**Directions:**
Using the data below, copy every line that contains the word "sudden".

**Available data:**
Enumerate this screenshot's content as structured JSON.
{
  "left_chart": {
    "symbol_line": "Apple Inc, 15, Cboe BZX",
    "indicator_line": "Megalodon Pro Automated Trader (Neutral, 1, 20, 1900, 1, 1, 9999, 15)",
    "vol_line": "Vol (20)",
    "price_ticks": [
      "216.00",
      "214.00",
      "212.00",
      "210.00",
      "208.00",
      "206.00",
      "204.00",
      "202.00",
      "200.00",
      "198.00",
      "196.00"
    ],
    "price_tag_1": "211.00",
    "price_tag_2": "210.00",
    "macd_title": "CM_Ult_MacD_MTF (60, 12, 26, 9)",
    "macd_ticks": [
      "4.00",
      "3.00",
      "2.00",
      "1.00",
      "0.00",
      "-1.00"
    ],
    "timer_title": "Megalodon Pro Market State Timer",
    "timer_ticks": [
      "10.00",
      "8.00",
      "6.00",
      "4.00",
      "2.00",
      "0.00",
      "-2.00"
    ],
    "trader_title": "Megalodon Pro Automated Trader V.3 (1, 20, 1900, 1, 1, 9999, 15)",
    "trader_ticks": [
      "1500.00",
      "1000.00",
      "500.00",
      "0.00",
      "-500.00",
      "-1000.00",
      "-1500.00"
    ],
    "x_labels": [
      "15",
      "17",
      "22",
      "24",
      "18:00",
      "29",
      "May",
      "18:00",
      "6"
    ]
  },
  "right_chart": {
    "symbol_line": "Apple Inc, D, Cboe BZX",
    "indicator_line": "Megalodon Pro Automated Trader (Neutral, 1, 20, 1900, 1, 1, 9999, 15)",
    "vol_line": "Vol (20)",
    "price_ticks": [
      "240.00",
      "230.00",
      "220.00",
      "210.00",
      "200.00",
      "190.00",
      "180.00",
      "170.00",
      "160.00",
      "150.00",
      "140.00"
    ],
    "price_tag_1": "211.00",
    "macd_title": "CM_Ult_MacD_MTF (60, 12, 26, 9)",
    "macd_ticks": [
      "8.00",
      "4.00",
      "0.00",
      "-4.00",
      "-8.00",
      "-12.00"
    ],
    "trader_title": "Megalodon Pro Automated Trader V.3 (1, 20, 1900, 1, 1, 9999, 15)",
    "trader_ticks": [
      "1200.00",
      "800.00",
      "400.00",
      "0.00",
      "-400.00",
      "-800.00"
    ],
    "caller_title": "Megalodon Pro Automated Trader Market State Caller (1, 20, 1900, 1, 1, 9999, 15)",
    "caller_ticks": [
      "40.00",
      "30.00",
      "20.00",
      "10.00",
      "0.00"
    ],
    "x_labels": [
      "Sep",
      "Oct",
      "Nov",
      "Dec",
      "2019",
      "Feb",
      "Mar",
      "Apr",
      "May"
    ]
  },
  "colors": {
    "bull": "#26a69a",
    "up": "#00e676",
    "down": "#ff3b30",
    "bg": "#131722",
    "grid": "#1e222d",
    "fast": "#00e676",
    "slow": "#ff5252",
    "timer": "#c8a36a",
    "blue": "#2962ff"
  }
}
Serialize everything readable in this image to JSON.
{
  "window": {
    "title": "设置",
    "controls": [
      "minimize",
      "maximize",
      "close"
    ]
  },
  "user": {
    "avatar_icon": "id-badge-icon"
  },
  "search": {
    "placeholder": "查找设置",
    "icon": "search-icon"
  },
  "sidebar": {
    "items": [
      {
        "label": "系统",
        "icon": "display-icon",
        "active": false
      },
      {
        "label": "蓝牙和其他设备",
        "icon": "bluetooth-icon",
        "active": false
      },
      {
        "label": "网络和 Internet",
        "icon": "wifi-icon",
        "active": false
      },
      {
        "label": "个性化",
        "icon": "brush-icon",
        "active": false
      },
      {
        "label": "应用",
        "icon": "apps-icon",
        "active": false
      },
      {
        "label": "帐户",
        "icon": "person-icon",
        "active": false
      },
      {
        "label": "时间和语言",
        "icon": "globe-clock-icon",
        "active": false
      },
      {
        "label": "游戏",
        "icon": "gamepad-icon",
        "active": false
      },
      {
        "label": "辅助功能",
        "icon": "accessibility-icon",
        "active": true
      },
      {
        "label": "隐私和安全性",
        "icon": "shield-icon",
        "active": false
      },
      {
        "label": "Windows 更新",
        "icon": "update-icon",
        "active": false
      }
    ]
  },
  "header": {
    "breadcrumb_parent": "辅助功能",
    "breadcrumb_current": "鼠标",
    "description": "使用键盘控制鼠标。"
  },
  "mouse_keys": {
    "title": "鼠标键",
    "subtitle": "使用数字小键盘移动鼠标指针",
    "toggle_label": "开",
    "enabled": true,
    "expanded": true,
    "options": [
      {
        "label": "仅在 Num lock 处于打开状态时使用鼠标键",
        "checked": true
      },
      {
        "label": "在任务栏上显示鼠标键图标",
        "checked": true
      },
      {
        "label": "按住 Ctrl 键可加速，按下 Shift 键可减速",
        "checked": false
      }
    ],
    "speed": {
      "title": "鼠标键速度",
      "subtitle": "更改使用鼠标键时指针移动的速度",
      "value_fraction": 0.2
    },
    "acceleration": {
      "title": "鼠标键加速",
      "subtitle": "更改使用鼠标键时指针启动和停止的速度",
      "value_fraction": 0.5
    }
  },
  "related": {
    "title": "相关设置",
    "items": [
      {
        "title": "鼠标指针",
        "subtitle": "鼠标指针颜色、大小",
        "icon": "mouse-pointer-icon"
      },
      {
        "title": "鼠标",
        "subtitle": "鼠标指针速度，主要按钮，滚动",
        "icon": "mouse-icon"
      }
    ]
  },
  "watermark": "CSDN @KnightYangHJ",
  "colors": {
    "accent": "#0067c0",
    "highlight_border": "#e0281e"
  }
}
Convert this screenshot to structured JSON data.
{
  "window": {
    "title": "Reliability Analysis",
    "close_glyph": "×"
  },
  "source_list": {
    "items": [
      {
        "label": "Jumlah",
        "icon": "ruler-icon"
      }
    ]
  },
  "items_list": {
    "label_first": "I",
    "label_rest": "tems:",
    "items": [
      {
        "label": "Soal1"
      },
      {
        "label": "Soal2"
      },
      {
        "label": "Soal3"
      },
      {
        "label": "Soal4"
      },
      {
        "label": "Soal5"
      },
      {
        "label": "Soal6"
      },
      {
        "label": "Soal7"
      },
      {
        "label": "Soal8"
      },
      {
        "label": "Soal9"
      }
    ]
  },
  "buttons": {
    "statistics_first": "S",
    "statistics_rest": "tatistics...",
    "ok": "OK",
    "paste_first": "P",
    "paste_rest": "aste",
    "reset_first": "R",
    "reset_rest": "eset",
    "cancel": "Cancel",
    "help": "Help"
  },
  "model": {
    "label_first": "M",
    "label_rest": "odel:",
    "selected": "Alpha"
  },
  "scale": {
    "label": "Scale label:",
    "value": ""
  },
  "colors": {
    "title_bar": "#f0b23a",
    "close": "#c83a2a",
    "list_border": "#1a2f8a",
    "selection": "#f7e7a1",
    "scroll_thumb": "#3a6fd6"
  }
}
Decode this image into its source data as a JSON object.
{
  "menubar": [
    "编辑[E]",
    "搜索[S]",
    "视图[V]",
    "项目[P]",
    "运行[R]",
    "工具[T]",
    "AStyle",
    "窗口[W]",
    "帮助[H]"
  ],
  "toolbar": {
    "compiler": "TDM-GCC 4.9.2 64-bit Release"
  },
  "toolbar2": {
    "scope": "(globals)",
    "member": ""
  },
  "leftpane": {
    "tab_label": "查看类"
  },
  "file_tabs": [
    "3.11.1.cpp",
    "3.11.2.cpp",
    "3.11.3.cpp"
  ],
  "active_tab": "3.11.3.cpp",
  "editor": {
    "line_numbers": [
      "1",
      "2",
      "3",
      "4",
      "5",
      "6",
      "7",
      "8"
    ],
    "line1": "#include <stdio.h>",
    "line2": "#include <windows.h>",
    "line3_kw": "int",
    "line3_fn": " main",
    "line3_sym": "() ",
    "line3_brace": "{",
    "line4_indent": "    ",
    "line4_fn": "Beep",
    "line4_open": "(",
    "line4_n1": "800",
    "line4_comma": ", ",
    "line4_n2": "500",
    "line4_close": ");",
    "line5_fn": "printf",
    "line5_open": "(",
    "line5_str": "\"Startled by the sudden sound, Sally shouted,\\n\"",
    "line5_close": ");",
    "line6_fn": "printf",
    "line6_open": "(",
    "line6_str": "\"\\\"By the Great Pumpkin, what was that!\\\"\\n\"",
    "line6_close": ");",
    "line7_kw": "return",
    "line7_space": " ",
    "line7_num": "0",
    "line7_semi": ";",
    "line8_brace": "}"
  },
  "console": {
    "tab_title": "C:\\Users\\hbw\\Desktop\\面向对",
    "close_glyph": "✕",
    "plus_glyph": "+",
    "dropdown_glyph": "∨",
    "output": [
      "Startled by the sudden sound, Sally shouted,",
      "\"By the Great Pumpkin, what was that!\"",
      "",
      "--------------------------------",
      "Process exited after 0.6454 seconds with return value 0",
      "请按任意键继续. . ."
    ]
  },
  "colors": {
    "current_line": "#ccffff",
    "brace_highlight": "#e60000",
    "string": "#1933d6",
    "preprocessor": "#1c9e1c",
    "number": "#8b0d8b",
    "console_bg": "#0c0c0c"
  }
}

**Complete answer:**
    "line5_str": "\"Startled by the sudden sound, Sally shouted,\\n\"",
      "Startled by the sudden sound, Sally shouted,",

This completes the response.